▶ _SEZIONE DI TESTO_:
^^^^^^^^

Della storia economica di questo Paese (e non solo di questo Paese) è stato un protagonista discreto e sereno: dalla Banca Mondiale all’università (Bologna, RomaTre), ai ministeri (consulente per quello del Bilancio, del lavoro e dell’ambiente e della Cassa per il Mezzogiorno). Attivissimo i diversi centri studi, da Arpes a Cles.
E Giorgio Benvenuto, presidente di questa Fondazione, all’epoca segretario generale della Uil, lo ricorda con commozione: “Era la metà degli anni Settanta quando grazie a Paolo, a Federico Mancini, a Pietro Craveri, a Paolo Garonna, a Giuseppe Pignatelli e ad Aldo Canale, demmo vita al Crel”. Leon il Centro Ricerche Economia e Lavoro lo ha diretto per lungo tempo. E poi l’impegno nel Psi: “Nel Partito Socialista bisognava stare in correnti ed io facevo parte della corrente di Lombardi ma frequentai Basso e De Martino. Lì imparai come si scrive sui giornali e “come si sta in pubblico”. Una cosa è la lezione, un’altra cosa è parlare in pubblico; è necessario saper intuire quello che sta immaginando il pubblico mentre parli ed è una cosa che si apprende solo in politica o a teatro”.

^^^^^^^^

▶ _VOCI FORNITE_:
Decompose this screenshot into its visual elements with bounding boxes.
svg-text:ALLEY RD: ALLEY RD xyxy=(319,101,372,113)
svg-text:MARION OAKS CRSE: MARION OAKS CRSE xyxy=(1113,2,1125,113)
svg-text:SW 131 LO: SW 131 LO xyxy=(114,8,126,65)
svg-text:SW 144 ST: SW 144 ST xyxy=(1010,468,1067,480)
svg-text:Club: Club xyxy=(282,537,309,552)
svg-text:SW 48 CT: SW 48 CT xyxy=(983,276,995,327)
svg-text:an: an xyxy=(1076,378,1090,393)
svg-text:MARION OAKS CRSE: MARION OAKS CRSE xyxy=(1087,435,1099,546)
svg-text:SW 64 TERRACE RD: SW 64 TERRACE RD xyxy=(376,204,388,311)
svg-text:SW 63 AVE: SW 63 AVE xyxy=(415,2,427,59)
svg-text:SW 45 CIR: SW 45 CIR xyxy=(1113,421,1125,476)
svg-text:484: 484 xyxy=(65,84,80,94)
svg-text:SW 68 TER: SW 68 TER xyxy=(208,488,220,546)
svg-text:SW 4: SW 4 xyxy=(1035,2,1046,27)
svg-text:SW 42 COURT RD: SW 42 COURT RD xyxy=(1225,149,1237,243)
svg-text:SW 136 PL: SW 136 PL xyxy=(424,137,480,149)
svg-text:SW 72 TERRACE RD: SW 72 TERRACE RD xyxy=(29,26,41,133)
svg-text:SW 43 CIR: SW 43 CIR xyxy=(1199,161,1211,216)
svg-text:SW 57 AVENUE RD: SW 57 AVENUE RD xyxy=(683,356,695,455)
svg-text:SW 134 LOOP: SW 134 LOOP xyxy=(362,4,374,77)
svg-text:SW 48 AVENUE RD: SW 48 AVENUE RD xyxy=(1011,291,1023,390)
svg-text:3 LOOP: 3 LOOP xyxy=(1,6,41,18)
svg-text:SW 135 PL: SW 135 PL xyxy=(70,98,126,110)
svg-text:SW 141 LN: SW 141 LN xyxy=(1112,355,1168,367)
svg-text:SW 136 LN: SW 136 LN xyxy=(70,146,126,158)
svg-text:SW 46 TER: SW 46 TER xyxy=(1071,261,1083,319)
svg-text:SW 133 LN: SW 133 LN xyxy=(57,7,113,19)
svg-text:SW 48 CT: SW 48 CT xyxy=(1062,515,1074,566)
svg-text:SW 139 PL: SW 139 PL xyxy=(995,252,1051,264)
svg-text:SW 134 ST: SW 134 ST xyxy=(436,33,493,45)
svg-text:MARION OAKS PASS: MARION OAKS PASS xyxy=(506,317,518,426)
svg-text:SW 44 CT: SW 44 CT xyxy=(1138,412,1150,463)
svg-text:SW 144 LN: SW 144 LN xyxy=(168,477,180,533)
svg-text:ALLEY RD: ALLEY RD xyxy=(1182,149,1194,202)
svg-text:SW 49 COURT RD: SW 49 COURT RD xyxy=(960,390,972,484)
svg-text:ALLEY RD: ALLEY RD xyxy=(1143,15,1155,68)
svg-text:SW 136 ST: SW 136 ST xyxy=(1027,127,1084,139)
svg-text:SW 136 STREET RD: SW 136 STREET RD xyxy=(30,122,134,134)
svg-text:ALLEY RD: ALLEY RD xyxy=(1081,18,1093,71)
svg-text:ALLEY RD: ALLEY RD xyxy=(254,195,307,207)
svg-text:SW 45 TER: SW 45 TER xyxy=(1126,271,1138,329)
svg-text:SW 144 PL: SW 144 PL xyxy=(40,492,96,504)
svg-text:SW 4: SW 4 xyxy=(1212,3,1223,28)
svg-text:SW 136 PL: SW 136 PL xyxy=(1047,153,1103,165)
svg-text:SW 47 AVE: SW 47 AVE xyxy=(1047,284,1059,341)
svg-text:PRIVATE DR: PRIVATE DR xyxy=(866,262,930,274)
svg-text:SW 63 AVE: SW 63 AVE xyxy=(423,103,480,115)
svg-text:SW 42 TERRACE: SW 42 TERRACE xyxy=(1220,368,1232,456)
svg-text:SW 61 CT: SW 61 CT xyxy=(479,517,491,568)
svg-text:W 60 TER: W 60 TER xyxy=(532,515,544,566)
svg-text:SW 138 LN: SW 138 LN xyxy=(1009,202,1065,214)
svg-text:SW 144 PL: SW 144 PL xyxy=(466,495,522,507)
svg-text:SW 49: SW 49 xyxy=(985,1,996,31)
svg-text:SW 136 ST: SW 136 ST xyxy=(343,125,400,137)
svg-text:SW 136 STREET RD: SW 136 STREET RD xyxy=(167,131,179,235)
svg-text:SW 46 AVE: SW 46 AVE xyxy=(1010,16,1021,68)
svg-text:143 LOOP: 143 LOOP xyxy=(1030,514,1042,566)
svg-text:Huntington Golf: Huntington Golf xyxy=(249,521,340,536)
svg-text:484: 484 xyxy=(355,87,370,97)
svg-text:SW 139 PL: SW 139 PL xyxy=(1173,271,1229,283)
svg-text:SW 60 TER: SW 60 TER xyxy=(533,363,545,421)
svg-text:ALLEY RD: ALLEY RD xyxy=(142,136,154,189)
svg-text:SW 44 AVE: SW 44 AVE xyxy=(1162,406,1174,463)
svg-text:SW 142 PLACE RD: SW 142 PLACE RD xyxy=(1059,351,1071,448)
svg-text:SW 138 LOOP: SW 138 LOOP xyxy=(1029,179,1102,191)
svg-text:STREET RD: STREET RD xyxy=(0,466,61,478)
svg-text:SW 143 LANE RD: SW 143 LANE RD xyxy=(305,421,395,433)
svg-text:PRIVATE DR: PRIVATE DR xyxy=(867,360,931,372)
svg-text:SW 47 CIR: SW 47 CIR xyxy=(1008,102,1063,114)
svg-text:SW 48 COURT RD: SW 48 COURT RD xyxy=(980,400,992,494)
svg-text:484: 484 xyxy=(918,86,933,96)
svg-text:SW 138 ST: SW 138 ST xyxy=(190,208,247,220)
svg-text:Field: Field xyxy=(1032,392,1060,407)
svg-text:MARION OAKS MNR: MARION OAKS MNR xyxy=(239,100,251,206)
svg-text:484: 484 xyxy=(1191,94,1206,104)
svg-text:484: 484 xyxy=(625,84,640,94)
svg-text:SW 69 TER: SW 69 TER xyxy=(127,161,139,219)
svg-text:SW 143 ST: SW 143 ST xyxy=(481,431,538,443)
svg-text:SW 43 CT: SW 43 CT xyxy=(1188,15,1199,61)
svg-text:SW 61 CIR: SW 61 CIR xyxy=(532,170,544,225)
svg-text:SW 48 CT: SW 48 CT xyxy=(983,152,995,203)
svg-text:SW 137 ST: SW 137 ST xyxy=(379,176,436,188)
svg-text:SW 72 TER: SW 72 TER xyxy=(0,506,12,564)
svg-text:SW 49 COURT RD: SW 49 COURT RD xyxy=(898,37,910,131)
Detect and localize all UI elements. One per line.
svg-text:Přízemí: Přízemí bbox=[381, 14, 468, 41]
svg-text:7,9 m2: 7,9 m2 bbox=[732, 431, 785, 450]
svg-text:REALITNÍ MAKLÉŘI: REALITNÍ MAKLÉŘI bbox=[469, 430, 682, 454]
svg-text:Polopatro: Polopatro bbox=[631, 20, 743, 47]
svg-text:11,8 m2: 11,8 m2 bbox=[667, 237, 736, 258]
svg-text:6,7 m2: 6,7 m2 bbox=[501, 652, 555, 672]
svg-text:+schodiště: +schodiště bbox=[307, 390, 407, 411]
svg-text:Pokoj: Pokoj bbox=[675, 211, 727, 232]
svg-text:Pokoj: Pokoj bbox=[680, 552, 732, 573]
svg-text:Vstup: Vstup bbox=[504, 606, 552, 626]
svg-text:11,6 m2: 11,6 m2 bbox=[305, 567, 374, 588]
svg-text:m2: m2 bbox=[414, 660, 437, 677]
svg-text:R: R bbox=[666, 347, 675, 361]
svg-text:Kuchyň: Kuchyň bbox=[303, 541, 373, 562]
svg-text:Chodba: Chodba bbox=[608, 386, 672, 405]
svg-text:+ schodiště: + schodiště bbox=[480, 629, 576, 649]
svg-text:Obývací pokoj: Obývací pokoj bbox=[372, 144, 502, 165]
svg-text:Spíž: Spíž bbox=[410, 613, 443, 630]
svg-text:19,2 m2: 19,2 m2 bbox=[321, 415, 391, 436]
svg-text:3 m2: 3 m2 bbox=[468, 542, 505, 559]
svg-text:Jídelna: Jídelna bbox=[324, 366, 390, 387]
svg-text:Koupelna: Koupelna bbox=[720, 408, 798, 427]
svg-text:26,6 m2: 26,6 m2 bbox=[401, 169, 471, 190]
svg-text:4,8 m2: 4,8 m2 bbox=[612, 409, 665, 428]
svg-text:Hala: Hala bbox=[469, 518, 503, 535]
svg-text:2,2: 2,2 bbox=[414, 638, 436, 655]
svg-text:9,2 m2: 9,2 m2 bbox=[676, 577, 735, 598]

^^^^^^^^

▶ _OBIETTIVO_: Indica quale carica ricopriva all'epoca Giorgio Benvenuto secondo la sezione di testo.

▶ _RISPOSTA_: Era segretario generale della Uil.